● **SHORT EXERCISE**
Could you output each line of the data that follows exactly?
_ _ _ _ _ _ _
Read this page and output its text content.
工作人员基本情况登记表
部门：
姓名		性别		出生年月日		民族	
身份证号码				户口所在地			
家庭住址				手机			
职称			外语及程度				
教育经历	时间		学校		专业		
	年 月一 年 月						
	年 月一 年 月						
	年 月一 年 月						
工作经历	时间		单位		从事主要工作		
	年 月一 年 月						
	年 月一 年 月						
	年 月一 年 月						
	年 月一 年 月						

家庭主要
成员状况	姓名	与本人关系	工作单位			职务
_ _ _ _ _ _ _
● **RESPONSE FOR THIS EXERCISE**
Read this page and output its text content.
工作人员基本情况登记表
部门：
姓名		性别		出生年月日		民族	
身份证号码				户口所在地			
家庭住址				手机			
职称			外语及程度				
教育经历	时间		学校		专业		
	年 月一 年 月						
	年 月一 年 月						
	年 月一 年 月						
工作经历	时间		单位		从事主要工作		
	年 月一 年 月						
	年 月一 年 月						
	年 月一 年 月						
	年 月一 年 月						

家庭主要
成员状况	姓名	与本人关系	工作单位			职务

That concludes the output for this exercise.